Convert the lines of each item below into a numbered list, leaving out any blank lines.
** Start Supplied information **
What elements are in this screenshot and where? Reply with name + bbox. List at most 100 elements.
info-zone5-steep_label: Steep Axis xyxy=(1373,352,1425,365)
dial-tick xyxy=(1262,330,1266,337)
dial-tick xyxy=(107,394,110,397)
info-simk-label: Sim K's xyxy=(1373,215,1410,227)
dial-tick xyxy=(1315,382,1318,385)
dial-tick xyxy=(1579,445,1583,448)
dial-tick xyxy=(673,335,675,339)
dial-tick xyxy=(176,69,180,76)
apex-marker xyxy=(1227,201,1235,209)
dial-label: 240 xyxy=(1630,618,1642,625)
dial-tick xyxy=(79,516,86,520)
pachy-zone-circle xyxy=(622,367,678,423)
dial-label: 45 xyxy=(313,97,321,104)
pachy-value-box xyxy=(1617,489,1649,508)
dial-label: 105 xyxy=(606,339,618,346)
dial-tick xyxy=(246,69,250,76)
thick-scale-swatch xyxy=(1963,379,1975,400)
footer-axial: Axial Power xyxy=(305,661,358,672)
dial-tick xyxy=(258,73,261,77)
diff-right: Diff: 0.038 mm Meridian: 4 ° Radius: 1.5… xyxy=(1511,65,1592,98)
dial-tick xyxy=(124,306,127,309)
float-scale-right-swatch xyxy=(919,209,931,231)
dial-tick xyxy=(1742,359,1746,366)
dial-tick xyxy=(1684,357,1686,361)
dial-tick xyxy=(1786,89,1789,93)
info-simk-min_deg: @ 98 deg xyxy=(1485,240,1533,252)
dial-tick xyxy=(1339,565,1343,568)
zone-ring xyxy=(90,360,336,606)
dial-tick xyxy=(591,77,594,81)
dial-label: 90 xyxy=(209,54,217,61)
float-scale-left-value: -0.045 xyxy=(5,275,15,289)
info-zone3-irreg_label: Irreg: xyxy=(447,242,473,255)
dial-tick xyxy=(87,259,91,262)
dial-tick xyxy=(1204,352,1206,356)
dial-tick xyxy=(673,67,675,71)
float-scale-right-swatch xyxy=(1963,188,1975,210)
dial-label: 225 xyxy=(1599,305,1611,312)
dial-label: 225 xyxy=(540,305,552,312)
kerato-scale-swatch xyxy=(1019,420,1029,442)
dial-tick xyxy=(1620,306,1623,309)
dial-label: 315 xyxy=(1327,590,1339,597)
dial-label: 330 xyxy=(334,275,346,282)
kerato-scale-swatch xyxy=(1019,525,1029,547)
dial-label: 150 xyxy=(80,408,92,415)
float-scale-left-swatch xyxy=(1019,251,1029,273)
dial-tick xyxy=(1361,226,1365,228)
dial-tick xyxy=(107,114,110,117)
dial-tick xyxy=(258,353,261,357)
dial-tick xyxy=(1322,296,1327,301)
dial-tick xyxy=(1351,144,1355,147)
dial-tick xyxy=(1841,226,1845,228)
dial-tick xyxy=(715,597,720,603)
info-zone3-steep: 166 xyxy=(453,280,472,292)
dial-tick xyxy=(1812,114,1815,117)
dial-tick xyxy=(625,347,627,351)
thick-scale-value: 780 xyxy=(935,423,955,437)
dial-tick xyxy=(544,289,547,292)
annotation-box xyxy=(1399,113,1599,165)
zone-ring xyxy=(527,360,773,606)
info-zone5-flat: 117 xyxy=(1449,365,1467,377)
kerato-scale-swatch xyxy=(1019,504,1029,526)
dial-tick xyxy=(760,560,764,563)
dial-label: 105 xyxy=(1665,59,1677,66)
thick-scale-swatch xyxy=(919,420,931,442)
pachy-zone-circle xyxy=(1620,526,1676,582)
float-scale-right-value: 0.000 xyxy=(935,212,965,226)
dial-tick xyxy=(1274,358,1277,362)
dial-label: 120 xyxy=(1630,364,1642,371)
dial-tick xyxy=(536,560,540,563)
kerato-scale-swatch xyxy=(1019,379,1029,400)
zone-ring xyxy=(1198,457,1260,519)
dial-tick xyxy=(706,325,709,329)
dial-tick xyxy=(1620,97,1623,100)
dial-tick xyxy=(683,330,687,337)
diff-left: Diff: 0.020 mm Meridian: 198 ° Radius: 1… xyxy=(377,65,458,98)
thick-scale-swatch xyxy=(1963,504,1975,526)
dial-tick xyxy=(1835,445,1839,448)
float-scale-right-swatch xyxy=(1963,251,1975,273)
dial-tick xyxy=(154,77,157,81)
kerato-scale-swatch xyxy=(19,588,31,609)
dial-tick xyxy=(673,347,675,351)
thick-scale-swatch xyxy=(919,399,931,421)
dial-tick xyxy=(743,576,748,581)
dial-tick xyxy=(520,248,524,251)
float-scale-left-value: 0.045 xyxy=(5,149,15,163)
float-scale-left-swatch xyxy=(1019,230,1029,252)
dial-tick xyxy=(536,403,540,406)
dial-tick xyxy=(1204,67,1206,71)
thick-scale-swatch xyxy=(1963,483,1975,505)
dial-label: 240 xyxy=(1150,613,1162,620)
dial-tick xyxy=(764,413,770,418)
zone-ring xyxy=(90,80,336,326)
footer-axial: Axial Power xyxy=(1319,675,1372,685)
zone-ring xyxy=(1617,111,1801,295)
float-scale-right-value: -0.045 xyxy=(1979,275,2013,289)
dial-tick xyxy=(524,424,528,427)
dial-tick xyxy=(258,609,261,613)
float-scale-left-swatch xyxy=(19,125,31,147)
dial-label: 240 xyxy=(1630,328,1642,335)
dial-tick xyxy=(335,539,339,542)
** End Supplied information **
▶ **The response**:
1. What elements are in this screenshot and where? Reply with name + bbox. List at most 100 elements.
2. info-zone5-steep_label: Steep Axis xyxy=(1373,352,1425,365)
3. dial-tick xyxy=(1262,330,1266,337)
4. dial-tick xyxy=(107,394,110,397)
5. info-simk-label: Sim K's xyxy=(1373,215,1410,227)
6. dial-tick xyxy=(1315,382,1318,385)
7. dial-tick xyxy=(1579,445,1583,448)
8. dial-tick xyxy=(673,335,675,339)
9. dial-tick xyxy=(176,69,180,76)
10. apex-marker xyxy=(1227,201,1235,209)
11. dial-label: 240 xyxy=(1630,618,1642,625)
12. dial-tick xyxy=(79,516,86,520)
13. pachy-zone-circle xyxy=(622,367,678,423)
14. dial-label: 45 xyxy=(313,97,321,104)
15. pachy-value-box xyxy=(1617,489,1649,508)
16. dial-label: 105 xyxy=(606,339,618,346)
17. dial-tick xyxy=(246,69,250,76)
18. thick-scale-swatch xyxy=(1963,379,1975,400)
19. footer-axial: Axial Power xyxy=(305,661,358,672)
20. dial-tick xyxy=(258,73,261,77)
21. diff-right: Diff: 0.038 mm Meridian: 4 ° Radius: 1.5… xyxy=(1511,65,1592,98)
22. dial-tick xyxy=(124,306,127,309)
23. float-scale-right-swatch xyxy=(919,209,931,231)
24. dial-tick xyxy=(1742,359,1746,366)
25. dial-tick xyxy=(1684,357,1686,361)
26. dial-tick xyxy=(1786,89,1789,93)
27. info-simk-min_deg: @ 98 deg xyxy=(1485,240,1533,252)
28. dial-tick xyxy=(1339,565,1343,568)
29. zone-ring xyxy=(90,360,336,606)
30. dial-tick xyxy=(591,77,594,81)
31. dial-label: 90 xyxy=(209,54,217,61)
32. float-scale-left-value: -0.045 xyxy=(5,275,15,289)
33. info-zone3-irreg_label: Irreg: xyxy=(447,242,473,255)
34. dial-tick xyxy=(87,259,91,262)
35. dial-tick xyxy=(1204,352,1206,356)
36. dial-tick xyxy=(673,67,675,71)
37. float-scale-right-swatch xyxy=(1963,188,1975,210)
38. dial-label: 225 xyxy=(1599,305,1611,312)
39. dial-label: 225 xyxy=(540,305,552,312)
40. kerato-scale-swatch xyxy=(1019,420,1029,442)
41. dial-tick xyxy=(1620,306,1623,309)
42. dial-label: 315 xyxy=(1327,590,1339,597)
43. dial-label: 330 xyxy=(334,275,346,282)
44. kerato-scale-swatch xyxy=(1019,525,1029,547)
45. dial-label: 150 xyxy=(80,408,92,415)
46. float-scale-left-swatch xyxy=(1019,251,1029,273)
47. dial-tick xyxy=(1361,226,1365,228)
48. dial-tick xyxy=(107,114,110,117)
49. dial-tick xyxy=(258,353,261,357)
50. dial-tick xyxy=(1322,296,1327,301)
51. dial-tick xyxy=(1351,144,1355,147)
52. dial-tick xyxy=(1841,226,1845,228)
53. dial-tick xyxy=(715,597,720,603)
54. info-zone3-steep: 166 xyxy=(453,280,472,292)
55. dial-tick xyxy=(1812,114,1815,117)
56. dial-tick xyxy=(625,347,627,351)
57. thick-scale-value: 780 xyxy=(935,423,955,437)
58. dial-tick xyxy=(544,289,547,292)
59. annotation-box xyxy=(1399,113,1599,165)
60. zone-ring xyxy=(527,360,773,606)
61. info-zone5-flat: 117 xyxy=(1449,365,1467,377)
62. kerato-scale-swatch xyxy=(1019,504,1029,526)
63. dial-tick xyxy=(760,560,764,563)
64. dial-label: 105 xyxy=(1665,59,1677,66)
65. thick-scale-swatch xyxy=(919,420,931,442)
66. pachy-zone-circle xyxy=(1620,526,1676,582)
67. float-scale-right-value: 0.000 xyxy=(935,212,965,226)
68. dial-tick xyxy=(1274,358,1277,362)
69. dial-label: 120 xyxy=(1630,364,1642,371)
70. dial-tick xyxy=(536,560,540,563)
71. kerato-scale-swatch xyxy=(1019,379,1029,400)
72. zone-ring xyxy=(1198,457,1260,519)
73. dial-tick xyxy=(706,325,709,329)
74. dial-tick xyxy=(1620,97,1623,100)
75. dial-tick xyxy=(683,330,687,337)
76. diff-left: Diff: 0.020 mm Meridian: 198 ° Radius: 1… xyxy=(377,65,458,98)
77. thick-scale-swatch xyxy=(1963,504,1975,526)
78. dial-tick xyxy=(1835,445,1839,448)
79. float-scale-right-swatch xyxy=(1963,251,1975,273)
80. dial-tick xyxy=(154,77,157,81)
81. kerato-scale-swatch xyxy=(19,588,31,609)
82. dial-tick xyxy=(673,347,675,351)
83. thick-scale-swatch xyxy=(919,399,931,421)
84. dial-tick xyxy=(743,576,748,581)
85. dial-tick xyxy=(520,248,524,251)
86. float-scale-left-value: 0.045 xyxy=(5,149,15,163)
87. float-scale-left-swatch xyxy=(1019,230,1029,252)
88. dial-tick xyxy=(536,403,540,406)
89. dial-tick xyxy=(1204,67,1206,71)
90. thick-scale-swatch xyxy=(1963,483,1975,505)
91. dial-label: 240 xyxy=(1150,613,1162,620)
92. dial-tick xyxy=(764,413,770,418)
93. zone-ring xyxy=(90,80,336,326)
94. footer-axial: Axial Power xyxy=(1319,675,1372,685)
95. zone-ring xyxy=(1617,111,1801,295)
96. float-scale-right-value: -0.045 xyxy=(1979,275,2013,289)
97. dial-tick xyxy=(524,424,528,427)
98. dial-tick xyxy=(258,609,261,613)
99. float-scale-left-swatch xyxy=(19,125,31,147)
100. dial-label: 240 xyxy=(1630,328,1642,335)
101. dial-tick xyxy=(335,539,339,542)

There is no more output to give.